- To do:
Answer with one number: the count of lines in this material that hold the word "Singh".
# Start of Materials provided
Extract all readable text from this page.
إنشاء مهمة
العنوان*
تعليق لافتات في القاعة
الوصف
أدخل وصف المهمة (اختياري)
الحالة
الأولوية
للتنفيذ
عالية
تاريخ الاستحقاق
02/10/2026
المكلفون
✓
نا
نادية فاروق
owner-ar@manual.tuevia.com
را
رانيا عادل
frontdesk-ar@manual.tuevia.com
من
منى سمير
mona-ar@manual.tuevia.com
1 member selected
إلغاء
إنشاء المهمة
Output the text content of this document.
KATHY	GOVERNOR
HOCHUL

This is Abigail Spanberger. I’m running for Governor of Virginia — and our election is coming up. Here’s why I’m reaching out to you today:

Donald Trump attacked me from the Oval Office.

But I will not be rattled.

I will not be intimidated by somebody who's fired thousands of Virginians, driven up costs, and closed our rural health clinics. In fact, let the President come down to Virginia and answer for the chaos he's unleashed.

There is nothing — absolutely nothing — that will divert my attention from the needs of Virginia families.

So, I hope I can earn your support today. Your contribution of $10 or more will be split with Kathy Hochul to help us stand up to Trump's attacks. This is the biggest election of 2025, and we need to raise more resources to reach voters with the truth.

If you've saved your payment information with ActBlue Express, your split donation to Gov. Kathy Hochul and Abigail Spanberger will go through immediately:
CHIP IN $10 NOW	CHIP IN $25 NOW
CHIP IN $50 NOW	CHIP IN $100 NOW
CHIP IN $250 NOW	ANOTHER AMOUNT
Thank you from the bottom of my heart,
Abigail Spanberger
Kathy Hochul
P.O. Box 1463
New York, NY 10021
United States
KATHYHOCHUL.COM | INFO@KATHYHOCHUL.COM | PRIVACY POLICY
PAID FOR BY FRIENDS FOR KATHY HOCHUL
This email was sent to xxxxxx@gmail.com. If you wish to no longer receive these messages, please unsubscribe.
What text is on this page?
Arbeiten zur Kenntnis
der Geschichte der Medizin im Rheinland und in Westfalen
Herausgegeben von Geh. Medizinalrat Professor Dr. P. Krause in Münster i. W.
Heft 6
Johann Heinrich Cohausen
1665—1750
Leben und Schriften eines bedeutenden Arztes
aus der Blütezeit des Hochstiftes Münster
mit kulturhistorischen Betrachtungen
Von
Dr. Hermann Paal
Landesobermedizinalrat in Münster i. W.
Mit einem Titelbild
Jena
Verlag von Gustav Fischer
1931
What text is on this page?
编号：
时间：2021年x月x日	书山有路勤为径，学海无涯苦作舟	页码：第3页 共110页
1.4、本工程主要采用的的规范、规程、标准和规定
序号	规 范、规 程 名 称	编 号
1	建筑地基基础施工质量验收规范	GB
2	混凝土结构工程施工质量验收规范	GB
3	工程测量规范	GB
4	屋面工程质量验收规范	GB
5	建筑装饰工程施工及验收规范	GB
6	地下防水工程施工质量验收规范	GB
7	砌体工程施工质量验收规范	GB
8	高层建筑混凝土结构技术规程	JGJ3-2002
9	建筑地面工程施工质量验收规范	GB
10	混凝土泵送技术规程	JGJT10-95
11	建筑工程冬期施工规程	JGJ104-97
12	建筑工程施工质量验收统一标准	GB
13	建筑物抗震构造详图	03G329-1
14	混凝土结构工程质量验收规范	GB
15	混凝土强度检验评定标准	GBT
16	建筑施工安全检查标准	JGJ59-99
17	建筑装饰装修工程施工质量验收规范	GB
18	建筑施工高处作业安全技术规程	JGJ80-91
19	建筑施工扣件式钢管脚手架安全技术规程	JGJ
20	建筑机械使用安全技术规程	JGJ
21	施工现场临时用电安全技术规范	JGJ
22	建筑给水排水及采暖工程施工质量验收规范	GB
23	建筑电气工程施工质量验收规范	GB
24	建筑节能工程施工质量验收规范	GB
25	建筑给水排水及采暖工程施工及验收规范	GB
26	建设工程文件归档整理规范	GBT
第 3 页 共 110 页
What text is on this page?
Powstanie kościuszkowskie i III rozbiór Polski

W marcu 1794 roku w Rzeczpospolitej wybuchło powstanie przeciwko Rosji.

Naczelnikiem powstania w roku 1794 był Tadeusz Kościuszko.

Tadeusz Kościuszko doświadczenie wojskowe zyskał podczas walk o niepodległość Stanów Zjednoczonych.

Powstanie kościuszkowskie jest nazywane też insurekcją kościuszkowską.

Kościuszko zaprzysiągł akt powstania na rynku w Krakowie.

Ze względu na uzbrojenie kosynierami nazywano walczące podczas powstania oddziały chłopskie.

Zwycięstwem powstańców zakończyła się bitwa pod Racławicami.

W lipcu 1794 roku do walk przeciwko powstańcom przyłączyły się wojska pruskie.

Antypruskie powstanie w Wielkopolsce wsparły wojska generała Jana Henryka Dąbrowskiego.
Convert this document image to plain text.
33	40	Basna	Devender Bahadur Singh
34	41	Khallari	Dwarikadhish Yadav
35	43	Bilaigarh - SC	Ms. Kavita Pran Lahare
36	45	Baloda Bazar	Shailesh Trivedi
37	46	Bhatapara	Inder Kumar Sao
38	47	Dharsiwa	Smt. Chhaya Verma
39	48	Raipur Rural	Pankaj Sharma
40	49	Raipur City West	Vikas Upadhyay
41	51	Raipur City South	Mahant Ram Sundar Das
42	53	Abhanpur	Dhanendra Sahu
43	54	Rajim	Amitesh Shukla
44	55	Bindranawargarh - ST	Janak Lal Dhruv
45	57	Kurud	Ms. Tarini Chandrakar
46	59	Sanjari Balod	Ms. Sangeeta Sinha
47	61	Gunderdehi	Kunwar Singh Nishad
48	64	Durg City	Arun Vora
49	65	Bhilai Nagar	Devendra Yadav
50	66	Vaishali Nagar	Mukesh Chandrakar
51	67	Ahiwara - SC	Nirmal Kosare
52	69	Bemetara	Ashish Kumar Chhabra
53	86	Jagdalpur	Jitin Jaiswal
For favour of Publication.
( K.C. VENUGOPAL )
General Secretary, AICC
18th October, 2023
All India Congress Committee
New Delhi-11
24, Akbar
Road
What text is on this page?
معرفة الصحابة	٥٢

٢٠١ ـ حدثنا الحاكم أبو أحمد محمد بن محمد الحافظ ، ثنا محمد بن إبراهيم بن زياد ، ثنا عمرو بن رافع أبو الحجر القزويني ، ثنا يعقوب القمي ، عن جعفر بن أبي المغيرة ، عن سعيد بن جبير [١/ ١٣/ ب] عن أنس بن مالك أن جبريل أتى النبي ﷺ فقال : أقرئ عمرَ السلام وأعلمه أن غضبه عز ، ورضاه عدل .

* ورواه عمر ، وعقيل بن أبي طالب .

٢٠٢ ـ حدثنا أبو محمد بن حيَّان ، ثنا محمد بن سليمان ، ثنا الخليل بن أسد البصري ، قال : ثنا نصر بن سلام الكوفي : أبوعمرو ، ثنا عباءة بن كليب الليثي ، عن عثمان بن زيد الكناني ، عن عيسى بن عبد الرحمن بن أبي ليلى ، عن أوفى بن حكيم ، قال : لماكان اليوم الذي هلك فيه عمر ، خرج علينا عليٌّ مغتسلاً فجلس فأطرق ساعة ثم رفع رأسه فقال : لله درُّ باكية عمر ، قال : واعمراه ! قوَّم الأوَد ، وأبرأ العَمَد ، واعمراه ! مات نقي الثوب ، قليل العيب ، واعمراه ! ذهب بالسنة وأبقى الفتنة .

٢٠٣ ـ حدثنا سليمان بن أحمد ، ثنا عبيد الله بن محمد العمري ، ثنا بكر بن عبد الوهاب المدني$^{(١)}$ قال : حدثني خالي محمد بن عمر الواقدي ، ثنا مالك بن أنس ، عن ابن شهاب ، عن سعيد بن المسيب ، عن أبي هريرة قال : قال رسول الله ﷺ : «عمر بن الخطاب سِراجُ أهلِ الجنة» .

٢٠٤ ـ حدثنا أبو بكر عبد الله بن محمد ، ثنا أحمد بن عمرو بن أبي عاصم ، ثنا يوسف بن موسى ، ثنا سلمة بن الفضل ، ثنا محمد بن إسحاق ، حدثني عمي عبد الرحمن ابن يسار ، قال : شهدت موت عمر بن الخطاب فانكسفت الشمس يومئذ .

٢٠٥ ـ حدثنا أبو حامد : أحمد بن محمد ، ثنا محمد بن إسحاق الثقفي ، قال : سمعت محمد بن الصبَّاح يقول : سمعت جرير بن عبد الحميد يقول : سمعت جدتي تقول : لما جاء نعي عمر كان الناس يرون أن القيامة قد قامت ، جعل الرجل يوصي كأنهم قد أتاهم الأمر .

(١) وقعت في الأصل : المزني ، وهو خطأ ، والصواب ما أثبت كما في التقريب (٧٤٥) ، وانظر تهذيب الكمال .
# End of Materials provided
- Answer to this problem:
2